Determine the count of lines holding the string "value". Return only the number.
====== DATA LISTING ======
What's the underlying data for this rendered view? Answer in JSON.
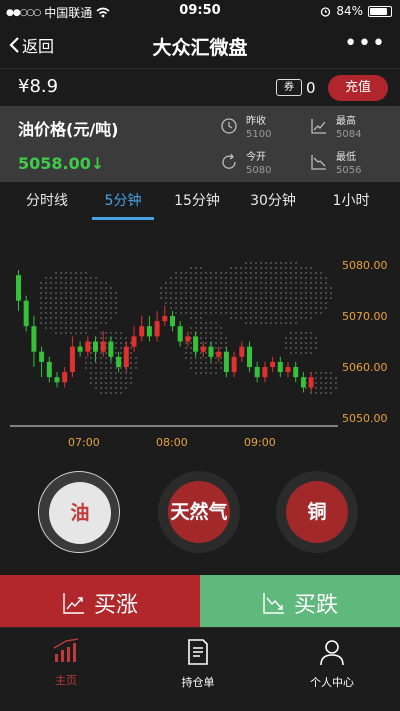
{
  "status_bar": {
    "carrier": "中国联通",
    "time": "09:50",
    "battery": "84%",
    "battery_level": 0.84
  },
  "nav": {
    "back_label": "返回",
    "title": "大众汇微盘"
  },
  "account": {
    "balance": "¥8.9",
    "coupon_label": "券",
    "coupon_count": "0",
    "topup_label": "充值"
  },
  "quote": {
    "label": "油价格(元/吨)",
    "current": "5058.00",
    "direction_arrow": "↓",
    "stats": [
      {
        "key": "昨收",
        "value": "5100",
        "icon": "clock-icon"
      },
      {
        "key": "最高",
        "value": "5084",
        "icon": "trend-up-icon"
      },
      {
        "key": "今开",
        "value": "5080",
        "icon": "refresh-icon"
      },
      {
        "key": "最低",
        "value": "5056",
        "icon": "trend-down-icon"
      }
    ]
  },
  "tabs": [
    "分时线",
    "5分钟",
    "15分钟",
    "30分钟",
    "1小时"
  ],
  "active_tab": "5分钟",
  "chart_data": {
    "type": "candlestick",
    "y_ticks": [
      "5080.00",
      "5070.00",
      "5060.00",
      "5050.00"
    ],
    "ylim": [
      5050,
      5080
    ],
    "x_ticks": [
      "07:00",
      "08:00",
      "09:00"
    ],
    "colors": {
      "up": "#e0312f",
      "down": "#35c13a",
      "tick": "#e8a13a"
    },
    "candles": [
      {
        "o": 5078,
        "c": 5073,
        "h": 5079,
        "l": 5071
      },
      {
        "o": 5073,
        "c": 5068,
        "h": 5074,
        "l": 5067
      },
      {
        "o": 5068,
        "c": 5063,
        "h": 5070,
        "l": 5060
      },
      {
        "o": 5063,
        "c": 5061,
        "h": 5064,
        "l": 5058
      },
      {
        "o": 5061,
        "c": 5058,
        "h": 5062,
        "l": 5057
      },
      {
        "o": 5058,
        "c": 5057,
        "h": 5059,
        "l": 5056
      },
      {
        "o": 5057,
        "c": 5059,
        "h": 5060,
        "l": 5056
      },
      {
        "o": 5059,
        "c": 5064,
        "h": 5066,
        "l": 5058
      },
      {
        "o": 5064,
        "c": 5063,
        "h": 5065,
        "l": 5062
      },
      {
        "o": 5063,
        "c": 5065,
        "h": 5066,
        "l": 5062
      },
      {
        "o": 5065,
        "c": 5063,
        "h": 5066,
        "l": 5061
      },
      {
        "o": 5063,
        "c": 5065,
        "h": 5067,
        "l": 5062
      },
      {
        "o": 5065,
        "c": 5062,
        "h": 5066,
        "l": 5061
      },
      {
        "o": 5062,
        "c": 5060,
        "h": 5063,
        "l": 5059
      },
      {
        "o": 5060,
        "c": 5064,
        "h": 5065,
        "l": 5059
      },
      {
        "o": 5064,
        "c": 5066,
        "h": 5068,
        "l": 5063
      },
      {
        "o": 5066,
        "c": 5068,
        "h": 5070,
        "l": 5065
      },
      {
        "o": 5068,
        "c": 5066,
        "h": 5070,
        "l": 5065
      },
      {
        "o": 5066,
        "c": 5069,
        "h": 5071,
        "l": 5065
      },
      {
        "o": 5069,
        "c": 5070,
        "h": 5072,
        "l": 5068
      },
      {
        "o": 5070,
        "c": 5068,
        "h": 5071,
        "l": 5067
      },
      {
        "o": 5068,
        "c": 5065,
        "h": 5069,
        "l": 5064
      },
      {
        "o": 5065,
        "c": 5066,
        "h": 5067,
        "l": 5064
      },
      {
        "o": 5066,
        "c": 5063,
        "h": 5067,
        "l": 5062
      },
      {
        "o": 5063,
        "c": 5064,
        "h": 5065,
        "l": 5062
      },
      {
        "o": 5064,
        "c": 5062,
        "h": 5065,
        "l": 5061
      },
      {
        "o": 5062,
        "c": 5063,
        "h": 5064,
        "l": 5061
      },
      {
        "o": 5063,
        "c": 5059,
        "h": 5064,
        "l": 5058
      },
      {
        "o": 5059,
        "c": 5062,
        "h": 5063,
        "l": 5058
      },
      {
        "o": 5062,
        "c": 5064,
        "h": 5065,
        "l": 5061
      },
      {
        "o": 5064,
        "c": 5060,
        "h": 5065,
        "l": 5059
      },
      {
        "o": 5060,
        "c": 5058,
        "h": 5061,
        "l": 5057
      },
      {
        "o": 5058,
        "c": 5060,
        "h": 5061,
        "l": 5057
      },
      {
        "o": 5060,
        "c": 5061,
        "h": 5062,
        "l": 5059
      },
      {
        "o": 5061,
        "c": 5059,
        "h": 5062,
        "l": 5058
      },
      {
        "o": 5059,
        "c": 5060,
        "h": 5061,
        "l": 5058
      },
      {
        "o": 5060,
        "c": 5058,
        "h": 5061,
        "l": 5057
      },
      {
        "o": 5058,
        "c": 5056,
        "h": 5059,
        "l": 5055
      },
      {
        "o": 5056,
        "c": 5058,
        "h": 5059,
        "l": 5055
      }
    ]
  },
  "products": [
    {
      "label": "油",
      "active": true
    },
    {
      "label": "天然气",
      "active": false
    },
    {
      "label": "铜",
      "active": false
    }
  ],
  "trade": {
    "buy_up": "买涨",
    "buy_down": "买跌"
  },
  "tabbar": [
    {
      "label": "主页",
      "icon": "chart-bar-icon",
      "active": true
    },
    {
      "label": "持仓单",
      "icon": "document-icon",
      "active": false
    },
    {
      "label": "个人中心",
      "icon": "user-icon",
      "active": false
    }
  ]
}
======
§ **CORRECT OUTPUT**
4